Исходный текст ▸
####################

Дипломаты всех рангов должны были являться на аудиенцию без оружия. Правда, не совсем понятно, в какой именно момент расставались они со своими шпагами: не то оставляли их прямо на подворье и ехали по улицам в Кремль уже безоружными, не то снимали в самом Кремле в тех местах, где сходили с коней, и отдавали приставам, а после аудиенции в том же месте получали обратно. В своих записках западноевропейские дипломаты вообще избегали сообщать об этом факте: по их понятиям, это было своего рода бесчестье. Дж. Боус очень обиделся, когда его не пустили к царю со шпагой. Бояре объясняли: «В обычае держит и ведетца на Руси, что никоторому послу вооруженна или в кордах (перевязь с ножнами. — Л. Ю.) не быти перед государем». Но королева Елизавета I не удовлетворилась этим объяснением и, оправдывая претензии своего представителя, ссылалась на нормы западноевропейского придворного церемониала: Боус, будучи человеком «рыцарского стану» (дворянином), к иным монархам всегда «хаживал» со шпагой[153].

####################

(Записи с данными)
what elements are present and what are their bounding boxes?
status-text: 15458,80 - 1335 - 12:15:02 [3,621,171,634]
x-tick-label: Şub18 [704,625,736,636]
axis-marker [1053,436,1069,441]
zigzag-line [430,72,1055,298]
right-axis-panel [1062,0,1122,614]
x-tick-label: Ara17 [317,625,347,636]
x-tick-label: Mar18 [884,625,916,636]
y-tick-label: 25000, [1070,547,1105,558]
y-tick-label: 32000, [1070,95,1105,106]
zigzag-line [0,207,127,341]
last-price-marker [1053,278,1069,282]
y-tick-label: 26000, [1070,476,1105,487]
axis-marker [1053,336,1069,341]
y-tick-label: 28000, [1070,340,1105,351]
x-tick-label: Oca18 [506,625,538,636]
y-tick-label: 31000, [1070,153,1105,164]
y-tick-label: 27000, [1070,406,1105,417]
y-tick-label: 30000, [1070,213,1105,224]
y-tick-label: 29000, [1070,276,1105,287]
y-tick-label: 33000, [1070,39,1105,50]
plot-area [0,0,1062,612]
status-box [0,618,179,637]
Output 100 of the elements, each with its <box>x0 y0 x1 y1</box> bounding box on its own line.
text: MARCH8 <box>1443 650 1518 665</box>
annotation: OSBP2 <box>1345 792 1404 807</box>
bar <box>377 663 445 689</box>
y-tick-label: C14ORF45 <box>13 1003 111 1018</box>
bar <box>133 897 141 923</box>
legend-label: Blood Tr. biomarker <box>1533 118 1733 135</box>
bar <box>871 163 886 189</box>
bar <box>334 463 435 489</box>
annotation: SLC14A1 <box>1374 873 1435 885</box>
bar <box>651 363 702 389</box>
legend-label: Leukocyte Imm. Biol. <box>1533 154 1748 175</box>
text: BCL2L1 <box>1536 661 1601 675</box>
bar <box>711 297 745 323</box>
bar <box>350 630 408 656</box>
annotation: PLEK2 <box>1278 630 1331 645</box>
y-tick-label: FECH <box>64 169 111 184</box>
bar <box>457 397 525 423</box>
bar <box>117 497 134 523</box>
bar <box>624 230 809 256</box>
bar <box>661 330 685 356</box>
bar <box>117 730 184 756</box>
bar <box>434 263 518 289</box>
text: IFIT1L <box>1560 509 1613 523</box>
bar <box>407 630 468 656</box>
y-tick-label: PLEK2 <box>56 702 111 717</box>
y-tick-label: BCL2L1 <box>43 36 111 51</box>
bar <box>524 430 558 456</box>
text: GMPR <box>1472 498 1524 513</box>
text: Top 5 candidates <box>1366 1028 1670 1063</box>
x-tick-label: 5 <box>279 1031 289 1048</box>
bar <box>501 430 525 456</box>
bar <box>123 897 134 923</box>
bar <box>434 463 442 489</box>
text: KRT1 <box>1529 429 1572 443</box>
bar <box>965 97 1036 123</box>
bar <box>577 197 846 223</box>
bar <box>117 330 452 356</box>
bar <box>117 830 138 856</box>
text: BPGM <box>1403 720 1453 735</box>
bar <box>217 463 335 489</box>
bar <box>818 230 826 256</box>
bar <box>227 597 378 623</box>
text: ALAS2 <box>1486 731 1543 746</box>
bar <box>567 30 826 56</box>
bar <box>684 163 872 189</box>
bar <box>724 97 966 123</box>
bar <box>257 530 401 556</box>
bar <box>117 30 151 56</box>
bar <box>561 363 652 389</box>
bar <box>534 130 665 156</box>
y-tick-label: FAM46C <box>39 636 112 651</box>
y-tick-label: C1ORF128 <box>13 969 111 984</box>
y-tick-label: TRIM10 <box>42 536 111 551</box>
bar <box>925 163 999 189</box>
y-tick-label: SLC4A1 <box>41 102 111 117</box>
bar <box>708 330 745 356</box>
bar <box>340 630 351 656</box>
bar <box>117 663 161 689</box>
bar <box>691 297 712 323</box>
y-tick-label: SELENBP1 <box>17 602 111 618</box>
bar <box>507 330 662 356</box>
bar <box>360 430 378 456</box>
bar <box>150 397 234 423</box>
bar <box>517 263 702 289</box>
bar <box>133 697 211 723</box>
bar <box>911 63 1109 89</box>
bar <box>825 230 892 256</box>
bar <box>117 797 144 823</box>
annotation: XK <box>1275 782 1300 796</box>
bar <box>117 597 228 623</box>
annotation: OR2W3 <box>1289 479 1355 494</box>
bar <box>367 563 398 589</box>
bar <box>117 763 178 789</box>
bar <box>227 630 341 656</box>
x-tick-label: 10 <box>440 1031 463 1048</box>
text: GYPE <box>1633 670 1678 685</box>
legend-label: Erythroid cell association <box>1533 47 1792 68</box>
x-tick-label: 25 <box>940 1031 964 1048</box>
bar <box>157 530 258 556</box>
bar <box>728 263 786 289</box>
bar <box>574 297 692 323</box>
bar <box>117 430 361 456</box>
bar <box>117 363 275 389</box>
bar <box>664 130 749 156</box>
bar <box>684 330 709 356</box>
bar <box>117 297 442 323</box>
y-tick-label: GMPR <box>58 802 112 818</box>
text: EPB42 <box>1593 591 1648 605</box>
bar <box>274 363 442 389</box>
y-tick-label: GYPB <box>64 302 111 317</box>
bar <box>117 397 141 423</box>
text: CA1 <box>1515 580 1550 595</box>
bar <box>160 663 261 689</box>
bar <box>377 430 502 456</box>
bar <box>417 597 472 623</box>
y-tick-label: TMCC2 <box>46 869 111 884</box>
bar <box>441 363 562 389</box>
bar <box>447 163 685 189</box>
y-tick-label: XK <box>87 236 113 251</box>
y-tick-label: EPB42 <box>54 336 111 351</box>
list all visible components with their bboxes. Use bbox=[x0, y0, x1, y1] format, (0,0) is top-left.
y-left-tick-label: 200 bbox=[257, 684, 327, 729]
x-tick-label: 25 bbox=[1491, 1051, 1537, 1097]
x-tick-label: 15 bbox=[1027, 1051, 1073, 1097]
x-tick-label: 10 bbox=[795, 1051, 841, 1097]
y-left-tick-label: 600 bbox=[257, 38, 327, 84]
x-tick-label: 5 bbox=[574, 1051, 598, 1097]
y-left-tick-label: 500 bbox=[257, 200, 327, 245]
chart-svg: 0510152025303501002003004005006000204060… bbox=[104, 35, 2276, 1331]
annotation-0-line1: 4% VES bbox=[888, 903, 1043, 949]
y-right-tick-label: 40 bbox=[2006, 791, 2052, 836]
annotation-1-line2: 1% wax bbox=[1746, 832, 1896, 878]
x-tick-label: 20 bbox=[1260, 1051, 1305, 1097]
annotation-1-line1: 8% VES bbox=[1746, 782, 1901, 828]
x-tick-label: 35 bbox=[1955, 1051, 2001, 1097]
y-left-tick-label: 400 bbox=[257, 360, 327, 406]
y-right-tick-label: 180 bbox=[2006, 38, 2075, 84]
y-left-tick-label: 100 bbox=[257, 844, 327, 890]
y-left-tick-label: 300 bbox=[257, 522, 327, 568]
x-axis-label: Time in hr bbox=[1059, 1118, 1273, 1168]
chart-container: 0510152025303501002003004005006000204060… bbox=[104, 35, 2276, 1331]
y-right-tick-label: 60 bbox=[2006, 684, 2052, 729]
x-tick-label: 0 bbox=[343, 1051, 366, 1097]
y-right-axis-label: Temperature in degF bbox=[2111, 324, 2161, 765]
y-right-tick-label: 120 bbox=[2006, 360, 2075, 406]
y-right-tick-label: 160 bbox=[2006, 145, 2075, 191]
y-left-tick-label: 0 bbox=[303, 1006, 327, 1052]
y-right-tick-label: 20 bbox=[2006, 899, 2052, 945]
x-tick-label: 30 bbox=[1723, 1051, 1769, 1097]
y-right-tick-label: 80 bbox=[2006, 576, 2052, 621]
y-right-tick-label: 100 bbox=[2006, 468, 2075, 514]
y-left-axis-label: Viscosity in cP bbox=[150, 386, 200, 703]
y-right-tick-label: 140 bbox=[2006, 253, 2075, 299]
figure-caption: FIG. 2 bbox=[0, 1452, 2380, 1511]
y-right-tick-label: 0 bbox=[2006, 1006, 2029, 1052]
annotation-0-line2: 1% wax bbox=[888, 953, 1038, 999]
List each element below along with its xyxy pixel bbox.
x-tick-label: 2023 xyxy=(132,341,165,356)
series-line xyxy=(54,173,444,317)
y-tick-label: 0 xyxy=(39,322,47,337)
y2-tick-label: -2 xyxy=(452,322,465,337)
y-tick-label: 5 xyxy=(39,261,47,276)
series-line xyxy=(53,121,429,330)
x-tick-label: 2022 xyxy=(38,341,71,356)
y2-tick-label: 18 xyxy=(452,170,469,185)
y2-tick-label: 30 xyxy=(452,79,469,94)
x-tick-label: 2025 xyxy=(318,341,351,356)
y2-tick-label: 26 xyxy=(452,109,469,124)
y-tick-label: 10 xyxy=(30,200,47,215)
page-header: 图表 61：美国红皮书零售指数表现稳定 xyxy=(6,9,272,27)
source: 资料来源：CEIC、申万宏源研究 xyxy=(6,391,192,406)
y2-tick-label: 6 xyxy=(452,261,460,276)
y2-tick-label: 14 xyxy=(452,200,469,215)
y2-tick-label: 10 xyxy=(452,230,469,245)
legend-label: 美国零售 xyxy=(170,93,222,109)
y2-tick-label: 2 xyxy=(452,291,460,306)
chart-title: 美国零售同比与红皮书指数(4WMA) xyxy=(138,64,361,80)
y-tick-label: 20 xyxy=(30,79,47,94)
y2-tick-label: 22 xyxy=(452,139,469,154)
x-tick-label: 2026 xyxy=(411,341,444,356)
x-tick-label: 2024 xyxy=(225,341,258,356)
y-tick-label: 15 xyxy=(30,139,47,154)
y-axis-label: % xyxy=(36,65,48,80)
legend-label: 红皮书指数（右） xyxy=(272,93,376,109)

####################

Описание задания ▸ Продолжите исходный текст о том, как послы являлись к царю без оружия, начиная сразу после его последнего предложения.

Результат ▸
Лишение послов оружия было принято и в Византии, и на мусульманском Востоке, и в Крыму. Итальянец И. Барбаро (конец XV в.) писал, что при следовании на прием к ногайскому хану оружие надлежало оставлять на расстоянии брошенного копья от входа в шатер[154]. В Москве это обыкновение, унаследованное, вероятно, из русско-ордынской дипломатической практики, вызывалось отнюдь не соображениями безопасности государя. Сабля не была неотъемлемой принадлежностью парадного костюма русского придворного, какой являлась на Западе шпага, и появление в тронном зале вооруженного посла выглядело бы вызывающе. Единственное оружие, которое допускалось на аудиенции, — это позолоченные топорики царских рынд; им ни в коем случае не должна была противостоять посольская шпага.
В сенях, у самого входа в приемную палату, послов встречал думный окольничий (в XVII в. — дьяк). Он должен был, однако, с послами «видетись не встречею» (не передавать им церемониального приветствия от лица государя), иначе нарушалось соответствие между числом официальных встреч во дворце и значением посольства. Окольничий вводил прибывших в палату, где царь уже сидел на престоле, и громко объявлял, что послы — при этом назывались их имена, титулы и звания — государю «челом ударили». Послы кланялись. Коленопреклонение не практиковалось. Глава многострадального шведского посольства П. Юстен, которого трудно заподозрить в излишних симпатиях к Ивану Грозному, писал, что, когда шведы, в 1570 году вызванные из 14-месячной муромской ссылки, простерлись на полу перед царским троном, Грозный велел им подняться и сказал: «Я — владыка христианский и не хочу, чтобы вы падали ниц передо мною!»[155].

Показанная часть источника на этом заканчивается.